Dataset records =>
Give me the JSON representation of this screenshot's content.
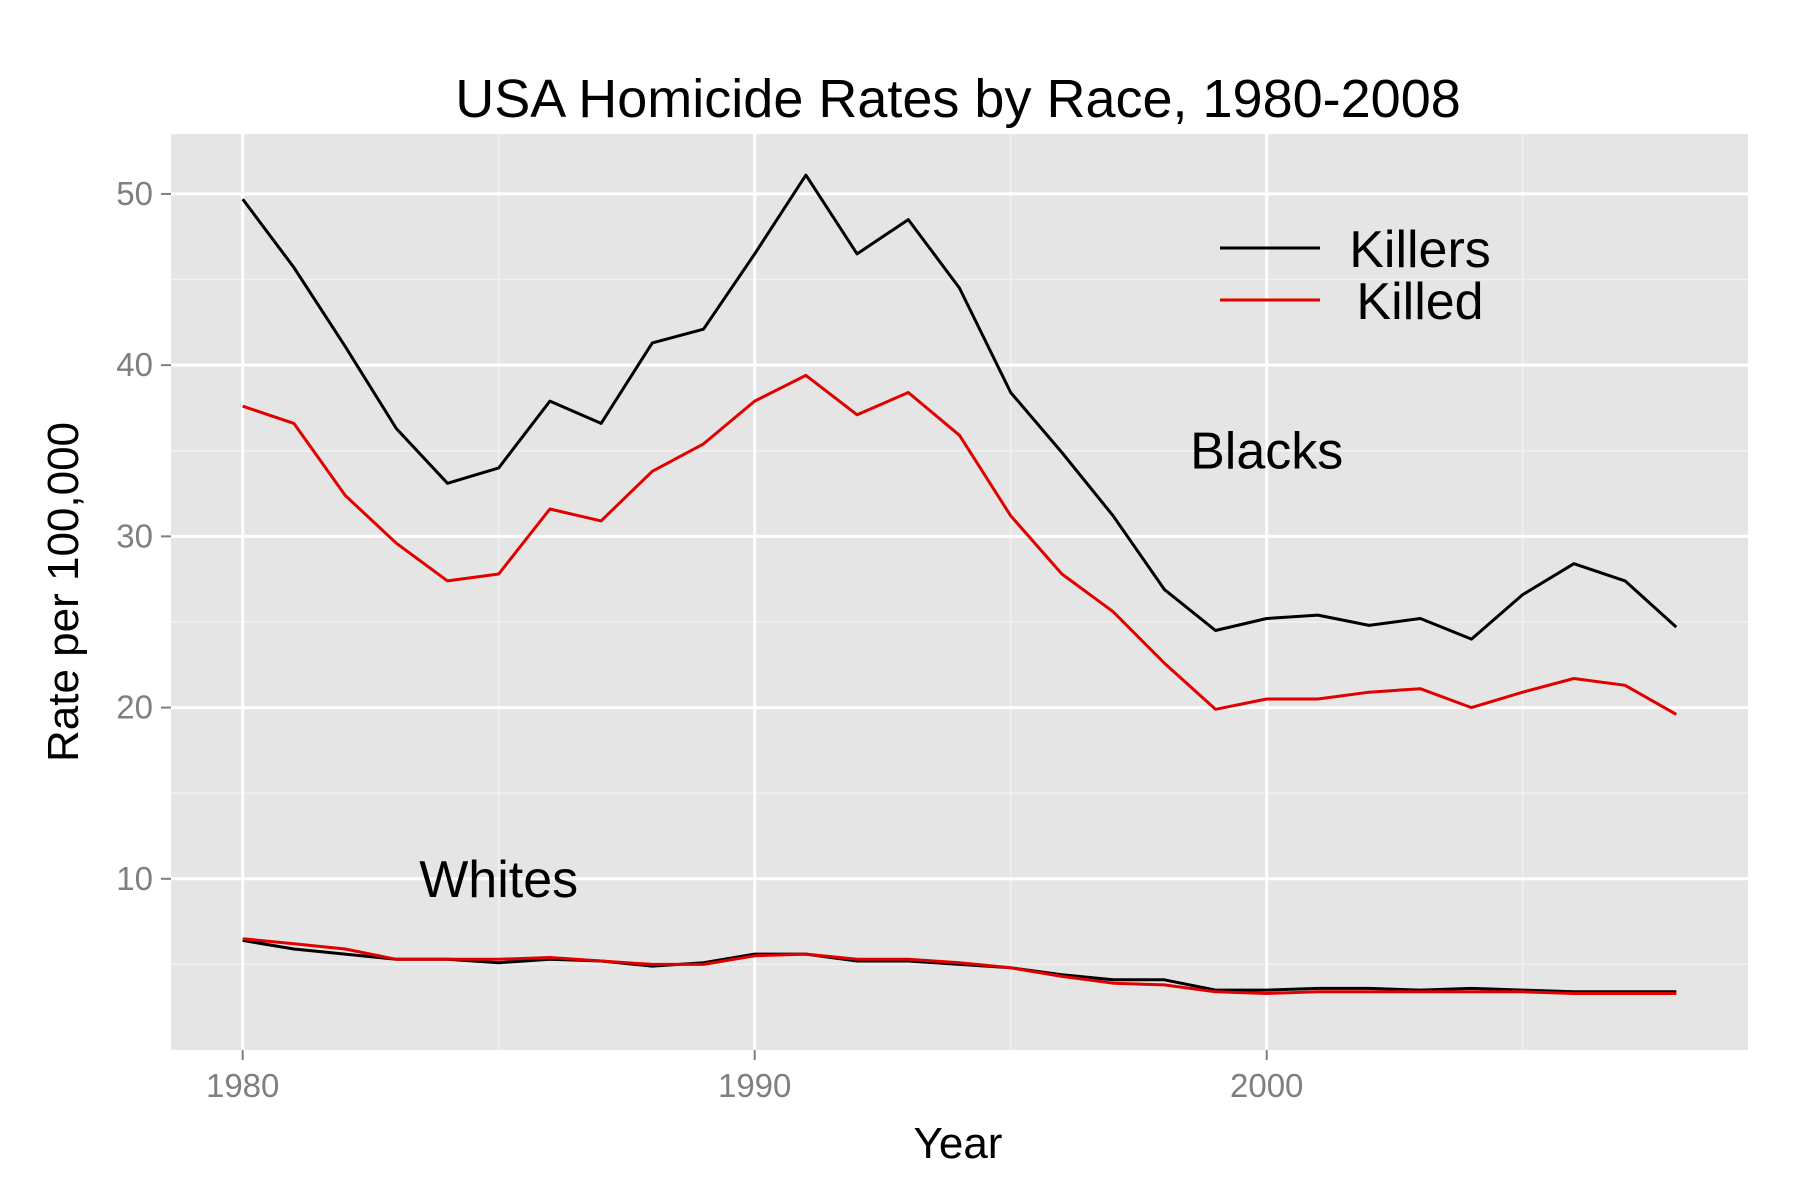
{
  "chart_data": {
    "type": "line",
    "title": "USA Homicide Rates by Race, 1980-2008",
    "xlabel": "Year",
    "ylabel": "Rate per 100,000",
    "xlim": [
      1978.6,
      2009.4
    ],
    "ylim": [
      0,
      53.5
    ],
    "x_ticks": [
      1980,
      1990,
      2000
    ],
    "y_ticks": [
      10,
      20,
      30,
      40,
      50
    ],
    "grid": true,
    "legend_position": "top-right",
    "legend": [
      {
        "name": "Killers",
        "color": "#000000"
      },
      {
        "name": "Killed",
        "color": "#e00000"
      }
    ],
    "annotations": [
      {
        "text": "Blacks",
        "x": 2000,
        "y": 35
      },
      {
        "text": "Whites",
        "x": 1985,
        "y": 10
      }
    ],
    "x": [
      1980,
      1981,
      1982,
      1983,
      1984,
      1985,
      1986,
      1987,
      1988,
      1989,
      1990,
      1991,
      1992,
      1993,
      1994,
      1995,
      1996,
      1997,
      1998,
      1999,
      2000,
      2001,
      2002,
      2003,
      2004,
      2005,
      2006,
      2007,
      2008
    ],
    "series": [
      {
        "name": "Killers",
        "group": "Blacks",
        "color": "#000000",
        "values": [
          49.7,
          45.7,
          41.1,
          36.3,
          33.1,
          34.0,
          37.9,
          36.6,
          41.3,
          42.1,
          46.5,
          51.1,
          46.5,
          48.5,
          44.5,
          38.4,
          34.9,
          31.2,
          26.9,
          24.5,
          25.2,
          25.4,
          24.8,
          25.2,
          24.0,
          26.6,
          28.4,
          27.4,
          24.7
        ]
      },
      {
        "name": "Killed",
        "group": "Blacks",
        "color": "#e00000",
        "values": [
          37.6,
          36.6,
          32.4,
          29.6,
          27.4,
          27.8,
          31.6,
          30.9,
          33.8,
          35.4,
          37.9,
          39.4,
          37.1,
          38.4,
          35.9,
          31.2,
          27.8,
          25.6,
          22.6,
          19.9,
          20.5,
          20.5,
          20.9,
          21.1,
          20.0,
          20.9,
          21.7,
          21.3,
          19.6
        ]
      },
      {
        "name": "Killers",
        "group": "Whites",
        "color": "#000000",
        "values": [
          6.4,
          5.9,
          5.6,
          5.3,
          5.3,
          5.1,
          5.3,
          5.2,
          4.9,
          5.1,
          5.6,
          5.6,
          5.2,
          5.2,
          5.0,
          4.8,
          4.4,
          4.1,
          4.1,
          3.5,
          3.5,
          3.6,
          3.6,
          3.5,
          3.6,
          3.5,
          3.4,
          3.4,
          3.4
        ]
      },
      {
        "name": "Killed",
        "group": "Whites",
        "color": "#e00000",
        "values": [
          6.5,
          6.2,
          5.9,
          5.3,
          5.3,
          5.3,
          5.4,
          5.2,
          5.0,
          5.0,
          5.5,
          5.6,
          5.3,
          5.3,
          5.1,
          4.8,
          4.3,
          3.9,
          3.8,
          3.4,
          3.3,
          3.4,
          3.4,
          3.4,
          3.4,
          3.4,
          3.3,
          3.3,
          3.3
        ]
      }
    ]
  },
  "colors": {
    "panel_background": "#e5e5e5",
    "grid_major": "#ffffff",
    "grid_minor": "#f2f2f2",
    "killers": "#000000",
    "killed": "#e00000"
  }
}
---
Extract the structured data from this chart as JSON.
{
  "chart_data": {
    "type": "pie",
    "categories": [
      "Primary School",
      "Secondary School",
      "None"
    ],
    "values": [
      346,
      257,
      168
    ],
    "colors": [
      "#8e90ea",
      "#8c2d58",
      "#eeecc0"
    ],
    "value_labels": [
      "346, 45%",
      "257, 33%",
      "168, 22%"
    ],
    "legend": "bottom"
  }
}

EXERCISE TASK => Search the entries for the word "this" and pick out every line that holds it.

FINISHED EXERCISE =>
Give me the JSON representation of this screenshot's content.
Extract the structured data from this chart as JSON.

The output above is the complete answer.